Stored data entries:
━━━━━━━━━━━━━━━━━━━━

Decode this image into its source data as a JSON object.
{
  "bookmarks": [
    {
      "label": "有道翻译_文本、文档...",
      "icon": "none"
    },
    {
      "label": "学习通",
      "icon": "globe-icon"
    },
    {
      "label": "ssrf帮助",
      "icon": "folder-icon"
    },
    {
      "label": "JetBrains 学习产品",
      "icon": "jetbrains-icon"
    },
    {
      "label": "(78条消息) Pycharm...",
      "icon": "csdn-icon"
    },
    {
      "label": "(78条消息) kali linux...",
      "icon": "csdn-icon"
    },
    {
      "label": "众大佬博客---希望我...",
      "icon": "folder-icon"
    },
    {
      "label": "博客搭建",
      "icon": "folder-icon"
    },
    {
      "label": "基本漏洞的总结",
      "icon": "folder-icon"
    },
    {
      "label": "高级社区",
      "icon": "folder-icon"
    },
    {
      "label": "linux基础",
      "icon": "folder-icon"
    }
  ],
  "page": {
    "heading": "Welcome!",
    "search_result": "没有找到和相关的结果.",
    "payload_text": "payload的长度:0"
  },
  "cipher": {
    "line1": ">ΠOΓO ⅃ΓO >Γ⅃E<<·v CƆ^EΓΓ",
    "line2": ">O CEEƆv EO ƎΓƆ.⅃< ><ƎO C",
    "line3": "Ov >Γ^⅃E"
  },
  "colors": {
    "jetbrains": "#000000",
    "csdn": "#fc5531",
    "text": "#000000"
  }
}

━━━━━━━━━━━━━━━━━━━━

Short problem:
Copy out the whole listing, exactly as written.

Task solution:
Decode this image into its source data as a JSON object.
{
  "bookmarks": [
    {
      "label": "有道翻译_文本、文档...",
      "icon": "none"
    },
    {
      "label": "学习通",
      "icon": "globe-icon"
    },
    {
      "label": "ssrf帮助",
      "icon": "folder-icon"
    },
    {
      "label": "JetBrains 学习产品",
      "icon": "jetbrains-icon"
    },
    {
      "label": "(78条消息) Pycharm...",
      "icon": "csdn-icon"
    },
    {
      "label": "(78条消息) kali linux...",
      "icon": "csdn-icon"
    },
    {
      "label": "众大佬博客---希望我...",
      "icon": "folder-icon"
    },
    {
      "label": "博客搭建",
      "icon": "folder-icon"
    },
    {
      "label": "基本漏洞的总结",
      "icon": "folder-icon"
    },
    {
      "label": "高级社区",
      "icon": "folder-icon"
    },
    {
      "label": "linux基础",
      "icon": "folder-icon"
    }
  ],
  "page": {
    "heading": "Welcome!",
    "search_result": "没有找到和相关的结果.",
    "payload_text": "payload的长度:0"
  },
  "cipher": {
    "line1": ">ΠOΓO ⅃ΓO >Γ⅃E<<·v CƆ^EΓΓ",
    "line2": ">O CEEƆv EO ƎΓƆ.⅃< ><ƎO C",
    "line3": "Ov >Γ^⅃E"
  },
  "colors": {
    "jetbrains": "#000000",
    "csdn": "#fc5531",
    "text": "#000000"
  }
}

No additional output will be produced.